__Given exercise__
Locate the string "grid" in the records below. Copy every line where it occurs.

══ Supplied entries

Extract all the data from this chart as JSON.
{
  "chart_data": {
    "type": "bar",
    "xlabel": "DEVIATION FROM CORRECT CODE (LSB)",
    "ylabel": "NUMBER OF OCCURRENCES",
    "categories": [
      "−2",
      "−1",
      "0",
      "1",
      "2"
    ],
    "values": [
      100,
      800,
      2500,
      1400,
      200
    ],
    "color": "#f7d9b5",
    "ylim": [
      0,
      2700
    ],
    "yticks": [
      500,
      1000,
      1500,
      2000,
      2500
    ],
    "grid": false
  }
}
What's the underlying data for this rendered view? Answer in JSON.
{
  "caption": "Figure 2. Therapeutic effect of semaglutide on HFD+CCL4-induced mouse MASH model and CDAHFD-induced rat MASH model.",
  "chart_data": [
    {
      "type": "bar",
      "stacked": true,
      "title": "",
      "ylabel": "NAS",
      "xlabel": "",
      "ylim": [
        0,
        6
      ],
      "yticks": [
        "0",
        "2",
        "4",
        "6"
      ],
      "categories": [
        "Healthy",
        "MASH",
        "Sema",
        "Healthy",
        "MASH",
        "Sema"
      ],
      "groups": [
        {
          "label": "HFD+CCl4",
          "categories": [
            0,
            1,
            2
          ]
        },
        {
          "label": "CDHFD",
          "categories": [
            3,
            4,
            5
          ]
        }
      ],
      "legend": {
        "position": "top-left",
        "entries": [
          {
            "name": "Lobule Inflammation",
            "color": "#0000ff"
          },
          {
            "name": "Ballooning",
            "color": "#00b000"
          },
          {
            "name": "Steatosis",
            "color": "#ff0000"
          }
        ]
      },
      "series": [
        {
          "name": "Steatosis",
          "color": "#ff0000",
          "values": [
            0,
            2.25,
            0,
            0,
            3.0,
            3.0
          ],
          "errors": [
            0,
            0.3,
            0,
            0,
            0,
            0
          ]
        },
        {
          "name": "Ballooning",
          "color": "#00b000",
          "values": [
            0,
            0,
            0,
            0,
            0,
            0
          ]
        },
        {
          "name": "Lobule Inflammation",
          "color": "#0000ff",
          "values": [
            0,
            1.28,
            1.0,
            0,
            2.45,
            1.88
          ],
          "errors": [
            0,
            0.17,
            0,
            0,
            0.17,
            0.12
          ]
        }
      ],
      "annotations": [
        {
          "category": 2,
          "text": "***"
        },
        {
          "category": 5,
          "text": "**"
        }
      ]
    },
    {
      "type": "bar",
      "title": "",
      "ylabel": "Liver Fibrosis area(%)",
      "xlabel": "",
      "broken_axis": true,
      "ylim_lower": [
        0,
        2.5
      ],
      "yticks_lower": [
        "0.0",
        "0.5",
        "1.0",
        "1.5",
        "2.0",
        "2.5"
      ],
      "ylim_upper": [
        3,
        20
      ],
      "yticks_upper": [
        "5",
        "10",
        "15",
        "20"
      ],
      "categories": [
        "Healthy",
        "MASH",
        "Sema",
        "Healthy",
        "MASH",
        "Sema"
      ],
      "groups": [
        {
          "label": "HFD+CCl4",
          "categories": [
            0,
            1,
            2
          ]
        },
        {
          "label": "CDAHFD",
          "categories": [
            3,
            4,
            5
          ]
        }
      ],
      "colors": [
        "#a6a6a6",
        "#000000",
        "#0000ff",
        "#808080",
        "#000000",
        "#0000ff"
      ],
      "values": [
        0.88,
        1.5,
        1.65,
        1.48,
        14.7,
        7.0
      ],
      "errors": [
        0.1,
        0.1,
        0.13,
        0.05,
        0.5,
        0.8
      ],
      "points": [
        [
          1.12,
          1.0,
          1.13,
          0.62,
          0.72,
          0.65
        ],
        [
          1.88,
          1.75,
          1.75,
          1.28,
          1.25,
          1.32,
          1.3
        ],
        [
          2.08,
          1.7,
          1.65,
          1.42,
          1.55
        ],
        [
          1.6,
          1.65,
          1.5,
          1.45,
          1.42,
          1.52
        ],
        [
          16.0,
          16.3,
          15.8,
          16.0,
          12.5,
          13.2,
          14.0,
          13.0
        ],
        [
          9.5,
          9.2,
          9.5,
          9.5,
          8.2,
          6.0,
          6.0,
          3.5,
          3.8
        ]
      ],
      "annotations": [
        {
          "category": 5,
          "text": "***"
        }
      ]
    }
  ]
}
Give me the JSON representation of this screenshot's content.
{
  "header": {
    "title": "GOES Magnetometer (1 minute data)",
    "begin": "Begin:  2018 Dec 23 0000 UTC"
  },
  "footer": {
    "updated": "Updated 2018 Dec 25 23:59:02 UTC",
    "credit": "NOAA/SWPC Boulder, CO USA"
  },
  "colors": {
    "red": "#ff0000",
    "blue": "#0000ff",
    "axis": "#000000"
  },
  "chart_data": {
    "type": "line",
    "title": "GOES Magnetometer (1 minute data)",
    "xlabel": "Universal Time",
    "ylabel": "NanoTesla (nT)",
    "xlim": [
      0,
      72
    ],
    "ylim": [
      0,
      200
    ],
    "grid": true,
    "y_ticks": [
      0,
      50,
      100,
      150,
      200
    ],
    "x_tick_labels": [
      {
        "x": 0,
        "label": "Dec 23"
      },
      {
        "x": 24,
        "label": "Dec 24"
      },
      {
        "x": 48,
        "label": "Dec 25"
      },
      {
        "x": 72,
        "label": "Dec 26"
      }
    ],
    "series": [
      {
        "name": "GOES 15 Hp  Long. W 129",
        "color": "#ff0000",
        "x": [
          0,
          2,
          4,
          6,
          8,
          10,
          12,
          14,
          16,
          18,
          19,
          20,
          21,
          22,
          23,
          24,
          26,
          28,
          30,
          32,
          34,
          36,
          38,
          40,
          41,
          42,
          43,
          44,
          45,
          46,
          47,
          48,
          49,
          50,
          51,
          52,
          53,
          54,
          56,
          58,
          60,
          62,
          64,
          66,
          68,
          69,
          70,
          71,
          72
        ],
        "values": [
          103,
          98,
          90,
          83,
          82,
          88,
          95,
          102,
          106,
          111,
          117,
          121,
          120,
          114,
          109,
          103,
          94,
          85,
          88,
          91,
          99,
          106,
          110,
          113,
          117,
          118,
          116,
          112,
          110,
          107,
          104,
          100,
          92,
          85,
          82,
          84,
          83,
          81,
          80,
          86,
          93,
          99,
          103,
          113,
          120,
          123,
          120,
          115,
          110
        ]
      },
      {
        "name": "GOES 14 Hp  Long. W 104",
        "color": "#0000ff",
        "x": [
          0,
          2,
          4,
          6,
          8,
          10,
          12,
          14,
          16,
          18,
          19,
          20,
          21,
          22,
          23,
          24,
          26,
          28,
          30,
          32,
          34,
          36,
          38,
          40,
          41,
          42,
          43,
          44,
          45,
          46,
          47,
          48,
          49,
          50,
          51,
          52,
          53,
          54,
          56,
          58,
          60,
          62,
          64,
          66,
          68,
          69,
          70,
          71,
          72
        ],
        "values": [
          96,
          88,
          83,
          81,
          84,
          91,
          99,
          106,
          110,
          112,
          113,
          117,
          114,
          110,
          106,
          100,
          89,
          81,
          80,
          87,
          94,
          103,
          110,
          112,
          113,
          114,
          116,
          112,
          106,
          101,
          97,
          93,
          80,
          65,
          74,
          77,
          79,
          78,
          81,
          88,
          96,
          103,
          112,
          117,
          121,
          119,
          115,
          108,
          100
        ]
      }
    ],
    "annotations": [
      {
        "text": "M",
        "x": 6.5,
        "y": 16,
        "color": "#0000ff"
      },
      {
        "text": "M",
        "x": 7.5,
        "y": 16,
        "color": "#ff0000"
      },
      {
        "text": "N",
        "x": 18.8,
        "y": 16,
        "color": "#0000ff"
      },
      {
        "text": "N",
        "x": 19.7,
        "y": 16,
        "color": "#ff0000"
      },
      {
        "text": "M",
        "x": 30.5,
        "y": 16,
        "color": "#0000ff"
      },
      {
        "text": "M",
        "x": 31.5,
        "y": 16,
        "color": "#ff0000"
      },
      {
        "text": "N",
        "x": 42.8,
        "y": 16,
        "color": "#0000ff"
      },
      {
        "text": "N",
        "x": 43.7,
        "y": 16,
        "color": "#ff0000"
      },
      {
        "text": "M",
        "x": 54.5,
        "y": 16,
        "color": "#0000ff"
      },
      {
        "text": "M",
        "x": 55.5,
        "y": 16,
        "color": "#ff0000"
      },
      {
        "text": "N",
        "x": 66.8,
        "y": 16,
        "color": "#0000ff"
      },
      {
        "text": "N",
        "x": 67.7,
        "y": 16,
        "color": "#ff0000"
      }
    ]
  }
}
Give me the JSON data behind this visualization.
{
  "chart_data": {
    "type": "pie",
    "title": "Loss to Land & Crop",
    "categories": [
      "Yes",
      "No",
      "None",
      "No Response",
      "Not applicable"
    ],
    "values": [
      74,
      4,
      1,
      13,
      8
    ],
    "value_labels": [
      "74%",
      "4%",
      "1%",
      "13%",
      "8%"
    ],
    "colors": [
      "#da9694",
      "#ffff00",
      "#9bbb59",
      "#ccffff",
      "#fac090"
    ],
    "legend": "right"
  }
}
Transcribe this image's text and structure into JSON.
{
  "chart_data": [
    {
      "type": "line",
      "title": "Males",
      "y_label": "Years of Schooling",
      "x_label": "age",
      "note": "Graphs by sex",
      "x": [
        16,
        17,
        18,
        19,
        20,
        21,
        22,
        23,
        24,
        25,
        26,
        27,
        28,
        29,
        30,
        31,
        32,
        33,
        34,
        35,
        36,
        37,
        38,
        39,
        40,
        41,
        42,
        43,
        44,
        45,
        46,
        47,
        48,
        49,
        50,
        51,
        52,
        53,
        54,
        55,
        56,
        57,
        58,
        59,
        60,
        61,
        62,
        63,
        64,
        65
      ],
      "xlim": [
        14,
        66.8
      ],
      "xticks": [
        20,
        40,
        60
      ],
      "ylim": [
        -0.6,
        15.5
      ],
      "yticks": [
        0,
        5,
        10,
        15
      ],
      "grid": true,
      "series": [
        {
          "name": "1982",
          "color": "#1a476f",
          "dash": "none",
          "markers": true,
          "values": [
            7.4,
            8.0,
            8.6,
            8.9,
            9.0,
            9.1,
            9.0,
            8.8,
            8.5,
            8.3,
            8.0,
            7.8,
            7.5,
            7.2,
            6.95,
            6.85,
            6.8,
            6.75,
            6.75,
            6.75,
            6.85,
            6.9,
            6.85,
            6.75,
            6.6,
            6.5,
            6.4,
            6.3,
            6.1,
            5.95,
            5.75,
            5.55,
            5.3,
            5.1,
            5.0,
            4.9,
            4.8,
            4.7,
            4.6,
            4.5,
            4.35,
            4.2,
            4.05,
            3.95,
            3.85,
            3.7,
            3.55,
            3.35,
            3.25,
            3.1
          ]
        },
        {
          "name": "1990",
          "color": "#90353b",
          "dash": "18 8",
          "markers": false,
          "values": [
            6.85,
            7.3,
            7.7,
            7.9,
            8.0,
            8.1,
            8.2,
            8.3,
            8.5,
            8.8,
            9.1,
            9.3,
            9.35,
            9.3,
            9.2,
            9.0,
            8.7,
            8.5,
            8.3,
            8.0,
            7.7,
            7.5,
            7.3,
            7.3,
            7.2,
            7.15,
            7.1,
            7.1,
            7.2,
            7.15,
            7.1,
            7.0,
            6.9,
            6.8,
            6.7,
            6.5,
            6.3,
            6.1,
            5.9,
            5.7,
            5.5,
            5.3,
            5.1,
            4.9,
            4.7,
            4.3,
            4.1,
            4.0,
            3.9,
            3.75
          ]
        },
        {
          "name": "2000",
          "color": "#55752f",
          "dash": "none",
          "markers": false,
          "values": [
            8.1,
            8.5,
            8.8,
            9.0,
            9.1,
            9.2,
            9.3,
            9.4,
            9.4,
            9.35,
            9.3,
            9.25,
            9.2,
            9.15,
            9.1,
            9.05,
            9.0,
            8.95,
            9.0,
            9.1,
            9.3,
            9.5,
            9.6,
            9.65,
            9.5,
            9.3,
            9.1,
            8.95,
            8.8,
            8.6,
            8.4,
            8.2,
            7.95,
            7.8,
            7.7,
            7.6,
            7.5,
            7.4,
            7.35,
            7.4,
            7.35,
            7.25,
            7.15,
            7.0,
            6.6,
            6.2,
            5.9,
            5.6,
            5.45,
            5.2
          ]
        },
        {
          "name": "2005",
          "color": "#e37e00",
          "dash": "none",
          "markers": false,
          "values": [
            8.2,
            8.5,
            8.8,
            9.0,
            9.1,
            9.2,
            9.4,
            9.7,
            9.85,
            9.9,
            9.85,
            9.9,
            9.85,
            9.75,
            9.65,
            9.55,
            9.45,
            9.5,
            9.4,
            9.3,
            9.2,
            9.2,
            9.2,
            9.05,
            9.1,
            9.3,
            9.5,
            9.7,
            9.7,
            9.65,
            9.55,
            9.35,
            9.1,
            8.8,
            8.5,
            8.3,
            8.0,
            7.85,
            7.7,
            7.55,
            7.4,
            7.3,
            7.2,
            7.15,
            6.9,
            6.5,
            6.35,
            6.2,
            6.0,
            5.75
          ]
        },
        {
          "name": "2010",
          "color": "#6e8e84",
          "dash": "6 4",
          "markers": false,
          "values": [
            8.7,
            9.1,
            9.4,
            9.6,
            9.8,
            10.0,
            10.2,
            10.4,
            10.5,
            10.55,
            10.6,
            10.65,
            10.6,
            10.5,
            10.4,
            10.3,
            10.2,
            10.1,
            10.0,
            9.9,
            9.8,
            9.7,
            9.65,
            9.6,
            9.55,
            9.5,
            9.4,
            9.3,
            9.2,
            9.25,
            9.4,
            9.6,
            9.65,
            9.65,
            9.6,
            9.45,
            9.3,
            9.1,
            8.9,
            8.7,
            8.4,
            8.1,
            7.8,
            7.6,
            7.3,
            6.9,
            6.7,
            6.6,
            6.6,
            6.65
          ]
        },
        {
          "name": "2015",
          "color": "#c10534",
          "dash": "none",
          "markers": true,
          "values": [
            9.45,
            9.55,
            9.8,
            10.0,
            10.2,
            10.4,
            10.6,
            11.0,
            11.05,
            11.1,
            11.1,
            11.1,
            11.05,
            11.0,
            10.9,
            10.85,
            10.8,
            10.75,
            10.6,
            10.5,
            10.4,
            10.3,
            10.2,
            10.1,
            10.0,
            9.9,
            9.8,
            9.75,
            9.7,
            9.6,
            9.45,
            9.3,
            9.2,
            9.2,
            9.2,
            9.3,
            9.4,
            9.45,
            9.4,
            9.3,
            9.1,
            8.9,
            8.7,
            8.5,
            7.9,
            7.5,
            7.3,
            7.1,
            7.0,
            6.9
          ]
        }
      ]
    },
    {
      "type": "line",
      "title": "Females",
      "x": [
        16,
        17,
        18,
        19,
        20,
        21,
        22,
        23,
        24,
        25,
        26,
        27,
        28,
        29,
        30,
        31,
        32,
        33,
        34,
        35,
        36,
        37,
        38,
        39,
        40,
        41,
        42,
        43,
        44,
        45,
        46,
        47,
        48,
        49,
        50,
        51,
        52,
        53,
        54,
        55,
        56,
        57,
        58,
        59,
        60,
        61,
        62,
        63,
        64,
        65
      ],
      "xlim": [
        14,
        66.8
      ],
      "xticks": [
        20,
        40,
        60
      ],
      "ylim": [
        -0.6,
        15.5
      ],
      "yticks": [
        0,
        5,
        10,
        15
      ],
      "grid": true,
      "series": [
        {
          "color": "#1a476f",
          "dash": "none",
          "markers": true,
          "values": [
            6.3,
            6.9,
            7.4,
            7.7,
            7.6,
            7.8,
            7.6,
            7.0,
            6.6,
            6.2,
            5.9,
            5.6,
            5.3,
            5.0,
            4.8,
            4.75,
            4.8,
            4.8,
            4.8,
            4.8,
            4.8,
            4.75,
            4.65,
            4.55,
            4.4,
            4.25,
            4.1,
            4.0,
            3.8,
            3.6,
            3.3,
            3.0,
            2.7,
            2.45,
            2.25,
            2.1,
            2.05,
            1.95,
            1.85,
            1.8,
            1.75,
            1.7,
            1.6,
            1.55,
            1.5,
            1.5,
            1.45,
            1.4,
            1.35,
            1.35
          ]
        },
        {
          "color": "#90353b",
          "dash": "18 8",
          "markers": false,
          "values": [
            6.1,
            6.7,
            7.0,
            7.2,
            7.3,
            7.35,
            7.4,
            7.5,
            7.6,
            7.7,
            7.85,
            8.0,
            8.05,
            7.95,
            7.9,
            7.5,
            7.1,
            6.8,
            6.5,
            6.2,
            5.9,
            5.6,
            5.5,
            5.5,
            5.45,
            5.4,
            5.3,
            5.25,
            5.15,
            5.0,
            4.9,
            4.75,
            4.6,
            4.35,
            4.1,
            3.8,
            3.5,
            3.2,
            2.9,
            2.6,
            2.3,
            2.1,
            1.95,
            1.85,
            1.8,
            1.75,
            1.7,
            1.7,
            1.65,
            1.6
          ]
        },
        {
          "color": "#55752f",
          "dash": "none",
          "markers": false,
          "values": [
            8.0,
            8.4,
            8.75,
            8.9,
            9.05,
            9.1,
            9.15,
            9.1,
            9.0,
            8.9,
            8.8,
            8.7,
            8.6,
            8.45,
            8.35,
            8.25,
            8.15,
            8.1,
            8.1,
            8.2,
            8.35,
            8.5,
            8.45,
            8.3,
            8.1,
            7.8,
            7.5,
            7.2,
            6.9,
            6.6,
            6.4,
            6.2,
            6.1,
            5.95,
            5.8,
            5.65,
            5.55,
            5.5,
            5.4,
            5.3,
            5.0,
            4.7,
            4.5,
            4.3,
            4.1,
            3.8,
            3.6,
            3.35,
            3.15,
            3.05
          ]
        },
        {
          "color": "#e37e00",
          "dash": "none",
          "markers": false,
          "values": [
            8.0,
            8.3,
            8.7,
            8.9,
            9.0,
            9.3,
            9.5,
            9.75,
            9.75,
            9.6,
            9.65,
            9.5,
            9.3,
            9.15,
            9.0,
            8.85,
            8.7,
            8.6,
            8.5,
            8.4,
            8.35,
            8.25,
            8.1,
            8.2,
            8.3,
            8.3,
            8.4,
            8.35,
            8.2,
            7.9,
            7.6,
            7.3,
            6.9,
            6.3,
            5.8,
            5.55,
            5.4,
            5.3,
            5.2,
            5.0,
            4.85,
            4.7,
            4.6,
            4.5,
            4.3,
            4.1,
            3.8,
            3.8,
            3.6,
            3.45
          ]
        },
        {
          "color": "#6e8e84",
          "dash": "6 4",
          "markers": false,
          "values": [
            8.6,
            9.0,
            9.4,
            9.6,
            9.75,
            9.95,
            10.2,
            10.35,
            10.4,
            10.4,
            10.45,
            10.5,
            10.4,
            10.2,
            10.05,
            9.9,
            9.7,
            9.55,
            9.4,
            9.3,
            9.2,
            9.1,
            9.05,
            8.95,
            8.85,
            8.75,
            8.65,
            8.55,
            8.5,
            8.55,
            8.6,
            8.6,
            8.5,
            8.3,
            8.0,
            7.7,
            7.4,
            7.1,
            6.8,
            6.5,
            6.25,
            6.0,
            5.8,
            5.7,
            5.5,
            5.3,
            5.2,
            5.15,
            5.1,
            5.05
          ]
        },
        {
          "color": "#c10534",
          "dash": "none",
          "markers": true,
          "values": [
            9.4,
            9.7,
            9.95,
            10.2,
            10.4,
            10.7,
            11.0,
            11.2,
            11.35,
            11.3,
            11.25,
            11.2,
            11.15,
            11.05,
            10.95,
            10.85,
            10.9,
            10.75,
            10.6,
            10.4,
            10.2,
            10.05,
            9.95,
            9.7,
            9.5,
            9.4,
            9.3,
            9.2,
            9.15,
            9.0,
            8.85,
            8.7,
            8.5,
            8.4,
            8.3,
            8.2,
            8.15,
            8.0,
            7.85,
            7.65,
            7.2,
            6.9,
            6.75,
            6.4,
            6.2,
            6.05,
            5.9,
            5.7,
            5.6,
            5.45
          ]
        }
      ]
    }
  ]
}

════

__Written response__
    "grid": false
    "grid": true,
      "grid": true,
      "grid": true,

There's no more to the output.